◆ JOB:
Starting at the line that contains "Decode this image", retype each line to the end of the listing below. Include both ends, but not the pictures.

Data entries
******
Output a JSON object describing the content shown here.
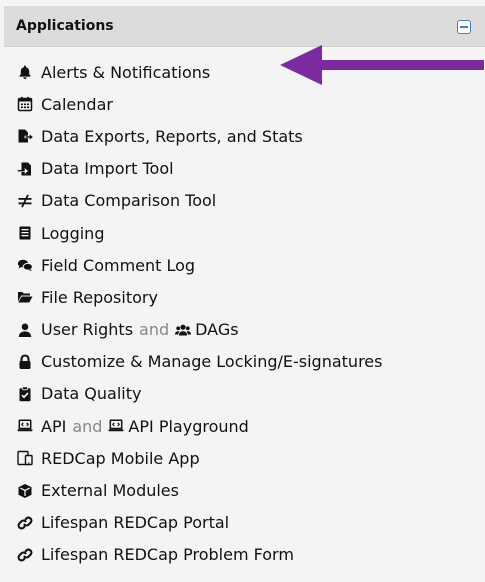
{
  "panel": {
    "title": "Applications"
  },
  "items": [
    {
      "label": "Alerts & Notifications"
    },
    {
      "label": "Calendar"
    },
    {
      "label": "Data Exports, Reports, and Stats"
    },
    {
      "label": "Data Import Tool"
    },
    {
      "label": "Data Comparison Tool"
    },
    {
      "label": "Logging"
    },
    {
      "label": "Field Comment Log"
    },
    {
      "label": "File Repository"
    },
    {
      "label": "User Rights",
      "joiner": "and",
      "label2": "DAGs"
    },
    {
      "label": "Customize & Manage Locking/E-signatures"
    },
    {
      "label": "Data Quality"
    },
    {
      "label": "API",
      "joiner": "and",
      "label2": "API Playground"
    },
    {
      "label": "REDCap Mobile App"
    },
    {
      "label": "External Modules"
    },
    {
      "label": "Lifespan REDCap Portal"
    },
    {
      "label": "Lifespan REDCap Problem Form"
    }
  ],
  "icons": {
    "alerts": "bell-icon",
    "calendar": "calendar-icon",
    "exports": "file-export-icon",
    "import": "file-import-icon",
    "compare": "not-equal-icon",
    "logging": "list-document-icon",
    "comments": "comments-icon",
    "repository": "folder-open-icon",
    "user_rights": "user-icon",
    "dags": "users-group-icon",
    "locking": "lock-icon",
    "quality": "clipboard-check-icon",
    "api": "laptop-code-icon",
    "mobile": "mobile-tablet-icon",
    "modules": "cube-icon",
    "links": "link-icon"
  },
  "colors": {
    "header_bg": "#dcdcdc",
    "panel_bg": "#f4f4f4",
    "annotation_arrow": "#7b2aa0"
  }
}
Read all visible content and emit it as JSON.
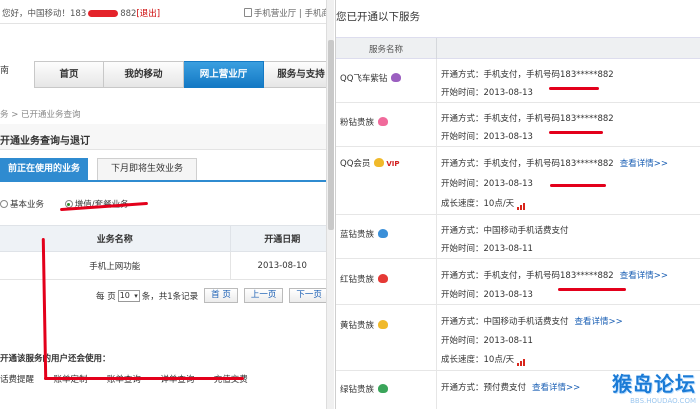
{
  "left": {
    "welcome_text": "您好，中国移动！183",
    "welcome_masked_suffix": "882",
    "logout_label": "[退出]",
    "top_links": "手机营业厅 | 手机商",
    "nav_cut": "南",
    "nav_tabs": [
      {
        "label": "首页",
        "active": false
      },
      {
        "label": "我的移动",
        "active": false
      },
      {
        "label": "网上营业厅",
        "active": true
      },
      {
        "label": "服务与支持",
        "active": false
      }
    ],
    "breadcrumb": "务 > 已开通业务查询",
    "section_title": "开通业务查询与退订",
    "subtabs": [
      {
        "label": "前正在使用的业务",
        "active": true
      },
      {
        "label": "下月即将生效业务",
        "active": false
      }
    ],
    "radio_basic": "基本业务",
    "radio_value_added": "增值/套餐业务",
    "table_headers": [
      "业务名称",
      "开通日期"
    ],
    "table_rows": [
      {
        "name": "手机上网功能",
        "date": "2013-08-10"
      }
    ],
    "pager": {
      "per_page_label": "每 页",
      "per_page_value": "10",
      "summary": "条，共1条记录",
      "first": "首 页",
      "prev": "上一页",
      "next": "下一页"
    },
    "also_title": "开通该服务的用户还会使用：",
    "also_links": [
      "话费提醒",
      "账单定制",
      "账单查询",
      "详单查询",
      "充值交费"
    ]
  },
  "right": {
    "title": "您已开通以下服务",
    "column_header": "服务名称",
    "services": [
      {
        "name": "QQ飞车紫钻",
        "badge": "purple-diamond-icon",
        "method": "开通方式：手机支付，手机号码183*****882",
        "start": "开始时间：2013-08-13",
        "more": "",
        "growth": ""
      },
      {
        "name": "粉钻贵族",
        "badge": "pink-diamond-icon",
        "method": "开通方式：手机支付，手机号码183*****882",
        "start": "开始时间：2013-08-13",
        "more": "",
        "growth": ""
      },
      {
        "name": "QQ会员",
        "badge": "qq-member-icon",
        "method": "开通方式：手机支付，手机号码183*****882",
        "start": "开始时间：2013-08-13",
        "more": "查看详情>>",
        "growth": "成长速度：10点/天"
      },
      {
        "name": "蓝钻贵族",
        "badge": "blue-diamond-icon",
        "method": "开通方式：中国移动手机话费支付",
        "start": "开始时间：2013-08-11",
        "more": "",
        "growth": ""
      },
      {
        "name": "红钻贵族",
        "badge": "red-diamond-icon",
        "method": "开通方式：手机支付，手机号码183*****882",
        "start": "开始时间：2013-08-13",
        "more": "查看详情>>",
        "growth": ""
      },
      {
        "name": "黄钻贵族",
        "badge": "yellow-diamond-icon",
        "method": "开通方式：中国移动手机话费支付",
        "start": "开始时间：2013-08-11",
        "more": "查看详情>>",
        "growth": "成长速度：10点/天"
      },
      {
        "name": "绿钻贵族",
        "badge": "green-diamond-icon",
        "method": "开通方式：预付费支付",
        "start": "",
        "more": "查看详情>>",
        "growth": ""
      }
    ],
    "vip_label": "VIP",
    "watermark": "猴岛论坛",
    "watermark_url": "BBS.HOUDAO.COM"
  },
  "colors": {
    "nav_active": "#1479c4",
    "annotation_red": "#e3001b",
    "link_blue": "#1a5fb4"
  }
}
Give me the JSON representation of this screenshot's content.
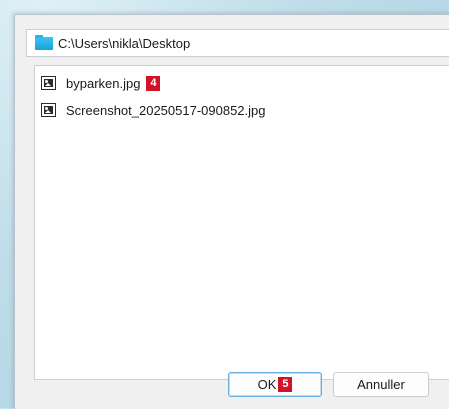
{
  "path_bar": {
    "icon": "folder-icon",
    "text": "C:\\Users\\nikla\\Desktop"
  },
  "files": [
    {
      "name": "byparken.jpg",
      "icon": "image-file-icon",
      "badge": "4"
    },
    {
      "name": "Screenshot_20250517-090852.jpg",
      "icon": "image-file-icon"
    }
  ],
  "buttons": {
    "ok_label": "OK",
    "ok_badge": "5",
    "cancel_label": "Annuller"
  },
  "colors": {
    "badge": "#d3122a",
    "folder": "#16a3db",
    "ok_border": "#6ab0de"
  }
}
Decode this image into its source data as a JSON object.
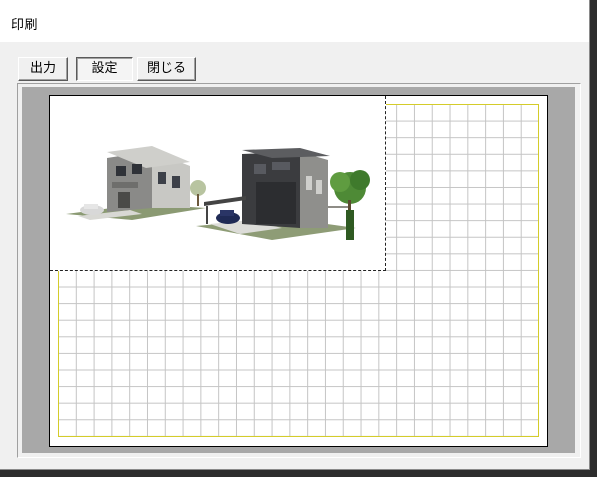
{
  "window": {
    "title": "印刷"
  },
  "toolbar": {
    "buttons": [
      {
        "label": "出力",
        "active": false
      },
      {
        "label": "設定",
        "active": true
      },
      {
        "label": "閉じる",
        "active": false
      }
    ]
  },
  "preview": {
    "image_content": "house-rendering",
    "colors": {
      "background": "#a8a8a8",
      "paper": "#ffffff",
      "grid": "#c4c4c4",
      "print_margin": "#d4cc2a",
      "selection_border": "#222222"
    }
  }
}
******
◆ ANSWER TO THE EXERCISE:
Decode this image into its source data as a JSON object.
{
  "window": {
    "title": "印刷"
  },
  "toolbar": {
    "buttons": [
      {
        "label": "出力",
        "active": false
      },
      {
        "label": "設定",
        "active": true
      },
      {
        "label": "閉じる",
        "active": false
      }
    ]
  },
  "preview": {
    "image_content": "house-rendering",
    "colors": {
      "background": "#a8a8a8",
      "paper": "#ffffff",
      "grid": "#c4c4c4",
      "print_margin": "#d4cc2a",
      "selection_border": "#222222"
    }
  }
}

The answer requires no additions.